Data lines
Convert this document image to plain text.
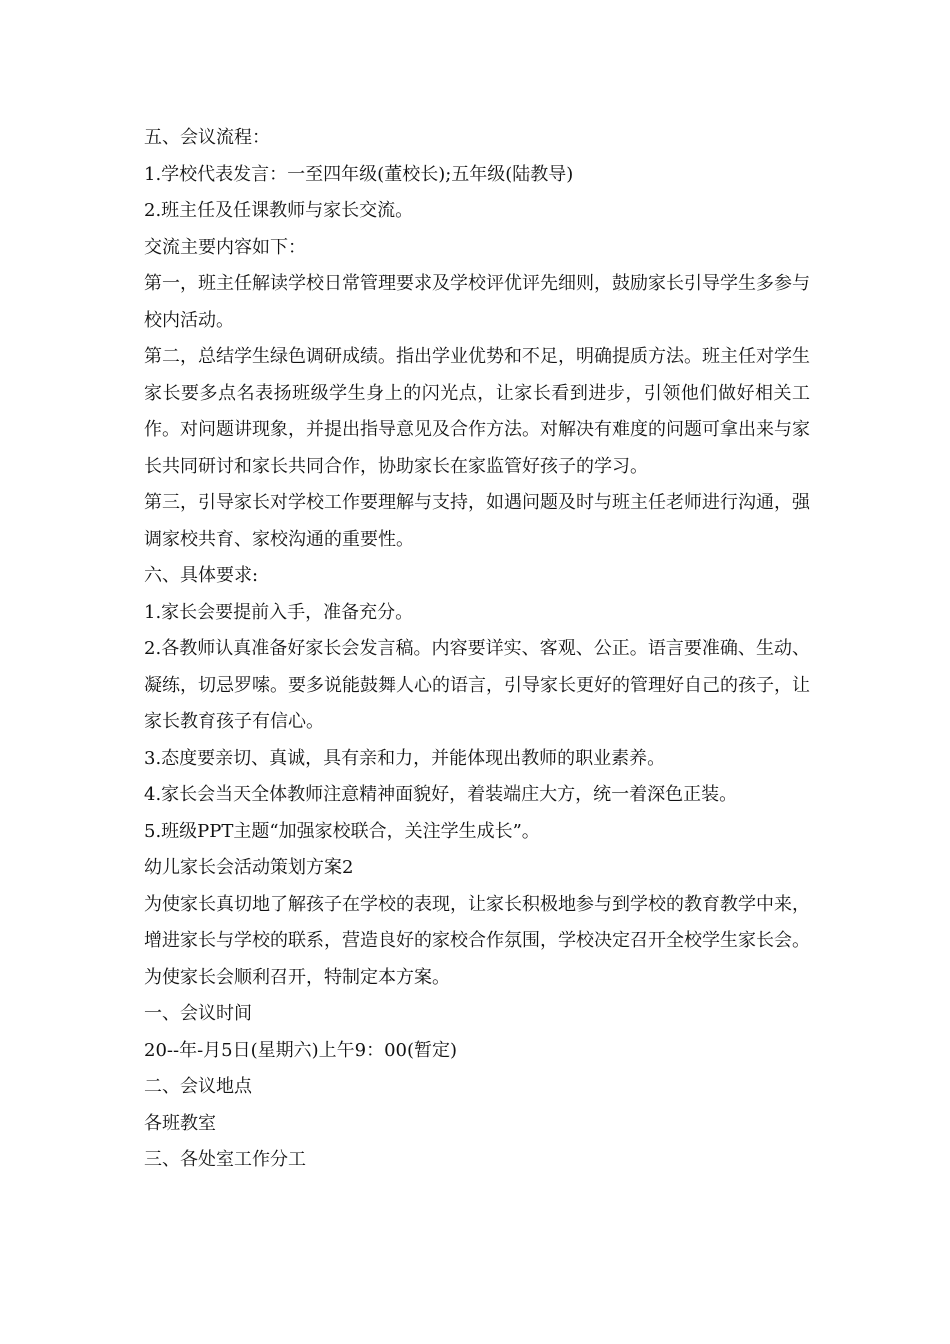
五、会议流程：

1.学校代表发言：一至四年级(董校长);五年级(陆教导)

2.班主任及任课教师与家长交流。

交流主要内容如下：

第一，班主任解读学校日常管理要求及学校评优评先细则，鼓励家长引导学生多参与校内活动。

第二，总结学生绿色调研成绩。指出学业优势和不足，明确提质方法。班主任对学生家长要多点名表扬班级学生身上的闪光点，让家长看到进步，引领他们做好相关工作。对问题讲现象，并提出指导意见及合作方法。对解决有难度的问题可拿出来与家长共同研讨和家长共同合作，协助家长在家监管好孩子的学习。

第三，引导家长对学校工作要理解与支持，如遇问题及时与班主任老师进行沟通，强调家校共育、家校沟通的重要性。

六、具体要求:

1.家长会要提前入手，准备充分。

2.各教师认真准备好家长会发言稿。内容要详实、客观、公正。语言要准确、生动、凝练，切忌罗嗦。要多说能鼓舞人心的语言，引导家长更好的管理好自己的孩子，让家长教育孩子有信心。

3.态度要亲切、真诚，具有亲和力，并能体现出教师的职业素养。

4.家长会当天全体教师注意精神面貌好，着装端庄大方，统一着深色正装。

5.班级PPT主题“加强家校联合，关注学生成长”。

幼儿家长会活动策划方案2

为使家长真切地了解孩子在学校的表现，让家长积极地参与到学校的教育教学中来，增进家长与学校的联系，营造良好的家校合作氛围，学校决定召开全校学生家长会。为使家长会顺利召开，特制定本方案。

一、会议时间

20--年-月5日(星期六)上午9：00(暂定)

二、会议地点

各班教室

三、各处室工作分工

To be done
Omit the pictures. Transcribe every record exactly.

Complete answer
Convert this document image to plain text.
五、会议流程：

1.学校代表发言：一至四年级(董校长);五年级(陆教导)

2.班主任及任课教师与家长交流。

交流主要内容如下：

第一，班主任解读学校日常管理要求及学校评优评先细则，鼓励家长引导学生多参与校内活动。

第二，总结学生绿色调研成绩。指出学业优势和不足，明确提质方法。班主任对学生家长要多点名表扬班级学生身上的闪光点，让家长看到进步，引领他们做好相关工作。对问题讲现象，并提出指导意见及合作方法。对解决有难度的问题可拿出来与家长共同研讨和家长共同合作，协助家长在家监管好孩子的学习。

第三，引导家长对学校工作要理解与支持，如遇问题及时与班主任老师进行沟通，强调家校共育、家校沟通的重要性。

六、具体要求:

1.家长会要提前入手，准备充分。

2.各教师认真准备好家长会发言稿。内容要详实、客观、公正。语言要准确、生动、凝练，切忌罗嗦。要多说能鼓舞人心的语言，引导家长更好的管理好自己的孩子，让家长教育孩子有信心。

3.态度要亲切、真诚，具有亲和力，并能体现出教师的职业素养。

4.家长会当天全体教师注意精神面貌好，着装端庄大方，统一着深色正装。

5.班级PPT主题“加强家校联合，关注学生成长”。

幼儿家长会活动策划方案2

为使家长真切地了解孩子在学校的表现，让家长积极地参与到学校的教育教学中来，增进家长与学校的联系，营造良好的家校合作氛围，学校决定召开全校学生家长会。为使家长会顺利召开，特制定本方案。

一、会议时间

20--年-月5日(星期六)上午9：00(暂定)

二、会议地点

各班教室

三、各处室工作分工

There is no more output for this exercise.